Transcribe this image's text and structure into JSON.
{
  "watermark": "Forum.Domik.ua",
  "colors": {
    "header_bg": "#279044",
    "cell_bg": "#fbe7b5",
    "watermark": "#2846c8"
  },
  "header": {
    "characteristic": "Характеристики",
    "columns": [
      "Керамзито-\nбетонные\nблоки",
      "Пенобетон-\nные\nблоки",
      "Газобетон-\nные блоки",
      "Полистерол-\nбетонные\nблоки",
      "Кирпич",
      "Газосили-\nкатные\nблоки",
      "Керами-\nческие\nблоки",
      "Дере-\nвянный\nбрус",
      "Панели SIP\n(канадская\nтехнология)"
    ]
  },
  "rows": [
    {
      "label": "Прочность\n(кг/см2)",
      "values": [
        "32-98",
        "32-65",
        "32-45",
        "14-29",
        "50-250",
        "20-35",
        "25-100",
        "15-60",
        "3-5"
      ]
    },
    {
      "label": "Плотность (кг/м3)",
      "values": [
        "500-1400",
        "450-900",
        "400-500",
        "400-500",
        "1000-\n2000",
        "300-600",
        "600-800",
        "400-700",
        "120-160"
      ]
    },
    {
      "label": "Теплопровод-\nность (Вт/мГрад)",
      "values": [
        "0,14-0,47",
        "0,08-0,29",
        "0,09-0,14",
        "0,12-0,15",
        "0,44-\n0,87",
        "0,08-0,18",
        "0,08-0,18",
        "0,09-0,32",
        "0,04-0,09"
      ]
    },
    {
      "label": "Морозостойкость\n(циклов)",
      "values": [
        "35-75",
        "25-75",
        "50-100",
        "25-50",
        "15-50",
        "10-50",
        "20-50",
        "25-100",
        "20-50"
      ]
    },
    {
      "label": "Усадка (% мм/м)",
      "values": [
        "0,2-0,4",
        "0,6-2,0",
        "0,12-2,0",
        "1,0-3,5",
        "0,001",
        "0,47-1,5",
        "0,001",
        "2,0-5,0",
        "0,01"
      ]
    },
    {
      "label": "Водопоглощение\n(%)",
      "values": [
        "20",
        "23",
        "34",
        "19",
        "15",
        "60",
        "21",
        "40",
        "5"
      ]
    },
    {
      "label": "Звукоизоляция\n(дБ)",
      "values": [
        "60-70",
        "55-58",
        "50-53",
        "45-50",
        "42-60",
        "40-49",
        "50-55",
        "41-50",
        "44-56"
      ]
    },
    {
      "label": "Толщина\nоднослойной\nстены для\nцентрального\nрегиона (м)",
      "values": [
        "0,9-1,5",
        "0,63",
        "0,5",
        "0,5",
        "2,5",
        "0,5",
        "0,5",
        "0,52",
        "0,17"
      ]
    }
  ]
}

□ □ □ □ □

DESCRIPTION OF THE TASK: Identify the lines that contain the string "watermark", and copy every one of them.

EXERCISE RESPONSE:
  "watermark": "Forum.Domik.ua",
    "watermark": "#2846c8"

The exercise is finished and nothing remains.